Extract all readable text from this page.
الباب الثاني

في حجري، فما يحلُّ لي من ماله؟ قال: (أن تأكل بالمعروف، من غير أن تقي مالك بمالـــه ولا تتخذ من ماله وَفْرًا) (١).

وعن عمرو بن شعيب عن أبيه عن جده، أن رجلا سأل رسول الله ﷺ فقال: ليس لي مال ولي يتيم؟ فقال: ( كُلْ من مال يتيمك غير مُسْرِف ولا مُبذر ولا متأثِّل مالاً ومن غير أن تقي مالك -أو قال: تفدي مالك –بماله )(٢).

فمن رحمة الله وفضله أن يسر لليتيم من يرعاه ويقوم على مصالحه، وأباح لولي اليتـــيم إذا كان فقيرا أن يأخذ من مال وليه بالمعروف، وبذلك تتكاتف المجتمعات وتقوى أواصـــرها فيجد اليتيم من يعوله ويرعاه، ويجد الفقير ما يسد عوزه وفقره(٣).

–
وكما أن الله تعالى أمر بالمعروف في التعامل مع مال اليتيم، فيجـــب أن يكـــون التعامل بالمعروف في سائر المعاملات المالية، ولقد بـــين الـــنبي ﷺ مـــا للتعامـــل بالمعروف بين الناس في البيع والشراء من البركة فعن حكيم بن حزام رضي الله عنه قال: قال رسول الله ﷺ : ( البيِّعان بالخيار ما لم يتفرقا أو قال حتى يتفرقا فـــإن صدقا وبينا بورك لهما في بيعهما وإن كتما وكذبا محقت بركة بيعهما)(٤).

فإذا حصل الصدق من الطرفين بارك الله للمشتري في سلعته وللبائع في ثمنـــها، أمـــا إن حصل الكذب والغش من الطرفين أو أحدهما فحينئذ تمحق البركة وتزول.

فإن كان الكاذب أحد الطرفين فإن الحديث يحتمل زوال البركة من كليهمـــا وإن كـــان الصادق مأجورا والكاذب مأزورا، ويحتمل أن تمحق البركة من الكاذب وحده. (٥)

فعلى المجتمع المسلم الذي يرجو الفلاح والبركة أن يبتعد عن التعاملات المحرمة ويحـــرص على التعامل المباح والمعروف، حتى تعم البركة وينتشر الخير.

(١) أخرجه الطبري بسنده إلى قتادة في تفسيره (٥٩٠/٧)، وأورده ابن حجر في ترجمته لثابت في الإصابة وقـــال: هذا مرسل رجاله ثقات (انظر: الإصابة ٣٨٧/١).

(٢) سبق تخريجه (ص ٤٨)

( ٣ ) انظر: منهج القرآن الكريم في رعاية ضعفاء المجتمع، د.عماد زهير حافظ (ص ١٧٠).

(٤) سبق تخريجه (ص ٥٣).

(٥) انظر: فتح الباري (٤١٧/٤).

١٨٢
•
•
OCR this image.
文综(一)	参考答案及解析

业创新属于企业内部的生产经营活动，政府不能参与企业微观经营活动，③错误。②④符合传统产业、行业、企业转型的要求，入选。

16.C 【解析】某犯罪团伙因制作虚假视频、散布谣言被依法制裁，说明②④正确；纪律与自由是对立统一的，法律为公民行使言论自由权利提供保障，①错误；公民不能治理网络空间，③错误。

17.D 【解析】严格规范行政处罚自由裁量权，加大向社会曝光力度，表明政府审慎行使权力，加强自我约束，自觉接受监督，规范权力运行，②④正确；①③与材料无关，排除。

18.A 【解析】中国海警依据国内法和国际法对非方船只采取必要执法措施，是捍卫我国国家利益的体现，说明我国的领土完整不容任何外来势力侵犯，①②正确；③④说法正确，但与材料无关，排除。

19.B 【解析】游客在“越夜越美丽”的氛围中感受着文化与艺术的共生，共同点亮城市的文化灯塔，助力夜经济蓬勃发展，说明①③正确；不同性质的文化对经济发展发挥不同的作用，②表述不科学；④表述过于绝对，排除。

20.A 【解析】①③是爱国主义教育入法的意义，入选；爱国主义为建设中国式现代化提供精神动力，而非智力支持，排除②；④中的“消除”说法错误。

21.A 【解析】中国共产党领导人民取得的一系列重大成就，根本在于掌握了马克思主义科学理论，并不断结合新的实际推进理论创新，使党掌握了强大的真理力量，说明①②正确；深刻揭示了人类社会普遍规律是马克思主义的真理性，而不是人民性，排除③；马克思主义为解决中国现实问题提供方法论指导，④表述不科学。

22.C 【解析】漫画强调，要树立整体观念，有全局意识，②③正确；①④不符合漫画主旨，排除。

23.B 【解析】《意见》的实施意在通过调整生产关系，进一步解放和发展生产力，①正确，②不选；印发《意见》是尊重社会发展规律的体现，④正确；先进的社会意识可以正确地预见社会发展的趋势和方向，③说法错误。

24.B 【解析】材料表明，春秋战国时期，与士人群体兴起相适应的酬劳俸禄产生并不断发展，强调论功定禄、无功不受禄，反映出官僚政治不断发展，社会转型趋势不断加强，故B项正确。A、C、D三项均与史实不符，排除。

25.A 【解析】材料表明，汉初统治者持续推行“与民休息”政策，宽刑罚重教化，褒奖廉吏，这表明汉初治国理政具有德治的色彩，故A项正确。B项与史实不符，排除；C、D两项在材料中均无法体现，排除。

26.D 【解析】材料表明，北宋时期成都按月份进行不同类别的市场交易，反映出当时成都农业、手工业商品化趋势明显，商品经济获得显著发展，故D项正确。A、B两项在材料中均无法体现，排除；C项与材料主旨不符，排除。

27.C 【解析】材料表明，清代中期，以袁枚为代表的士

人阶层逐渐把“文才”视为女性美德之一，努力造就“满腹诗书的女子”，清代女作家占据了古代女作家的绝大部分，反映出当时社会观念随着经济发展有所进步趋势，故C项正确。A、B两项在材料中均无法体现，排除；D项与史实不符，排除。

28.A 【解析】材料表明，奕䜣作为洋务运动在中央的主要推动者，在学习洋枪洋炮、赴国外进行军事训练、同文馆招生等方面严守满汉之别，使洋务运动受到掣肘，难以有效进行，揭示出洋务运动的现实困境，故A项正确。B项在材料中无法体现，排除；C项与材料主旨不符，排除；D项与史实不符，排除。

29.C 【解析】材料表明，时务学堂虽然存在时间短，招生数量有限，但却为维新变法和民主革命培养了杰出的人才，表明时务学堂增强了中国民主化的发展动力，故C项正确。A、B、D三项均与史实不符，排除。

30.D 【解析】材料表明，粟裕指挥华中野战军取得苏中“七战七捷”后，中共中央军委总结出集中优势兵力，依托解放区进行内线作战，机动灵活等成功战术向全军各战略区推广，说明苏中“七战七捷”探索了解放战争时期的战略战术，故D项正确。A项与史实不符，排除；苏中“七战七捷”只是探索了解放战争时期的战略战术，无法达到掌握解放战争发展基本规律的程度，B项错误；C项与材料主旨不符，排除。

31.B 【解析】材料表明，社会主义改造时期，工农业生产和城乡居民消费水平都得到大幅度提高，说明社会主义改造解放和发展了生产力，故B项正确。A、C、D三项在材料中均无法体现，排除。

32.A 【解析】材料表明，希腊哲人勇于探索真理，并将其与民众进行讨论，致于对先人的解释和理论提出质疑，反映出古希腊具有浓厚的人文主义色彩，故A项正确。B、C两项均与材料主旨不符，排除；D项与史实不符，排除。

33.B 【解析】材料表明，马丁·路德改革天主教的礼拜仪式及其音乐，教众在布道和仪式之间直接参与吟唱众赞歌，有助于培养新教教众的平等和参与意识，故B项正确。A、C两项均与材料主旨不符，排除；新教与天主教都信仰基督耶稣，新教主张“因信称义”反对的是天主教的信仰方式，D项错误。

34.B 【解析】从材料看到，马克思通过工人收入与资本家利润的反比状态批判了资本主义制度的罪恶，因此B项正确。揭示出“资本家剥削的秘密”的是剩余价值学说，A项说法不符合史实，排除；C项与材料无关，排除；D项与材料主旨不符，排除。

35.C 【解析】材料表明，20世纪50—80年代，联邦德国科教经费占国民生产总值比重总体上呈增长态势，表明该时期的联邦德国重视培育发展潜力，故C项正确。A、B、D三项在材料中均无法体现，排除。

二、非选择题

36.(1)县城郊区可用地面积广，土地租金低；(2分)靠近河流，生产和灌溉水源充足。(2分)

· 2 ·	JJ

☆ ☆ ☆ ☆ ☆ ☆ ☆

**WRITTEN INSTRUCTION:**
Return the lines of the records that include the string "التعامل".

**SOLUTION BELOW:**
وكما أن الله تعالى أمر بالمعروف في التعامل مع مال اليتيم، فيجـــب أن يكـــون التعامل بالمعروف في سائر المعاملات المالية، ولقد بـــين الـــنبي ﷺ مـــا للتعامـــل بالمعروف بين الناس في البيع والشراء من البركة فعن حكيم بن حزام رضي الله عنه قال: قال رسول الله ﷺ : ( البيِّعان بالخيار ما لم يتفرقا أو قال حتى يتفرقا فـــإن صدقا وبينا بورك لهما في بيعهما وإن كتما وكذبا محقت بركة بيعهما)(٤).
فعلى المجتمع المسلم الذي يرجو الفلاح والبركة أن يبتعد عن التعاملات المحرمة ويحـــرص على التعامل المباح والمعروف، حتى تعم البركة وينتشر الخير.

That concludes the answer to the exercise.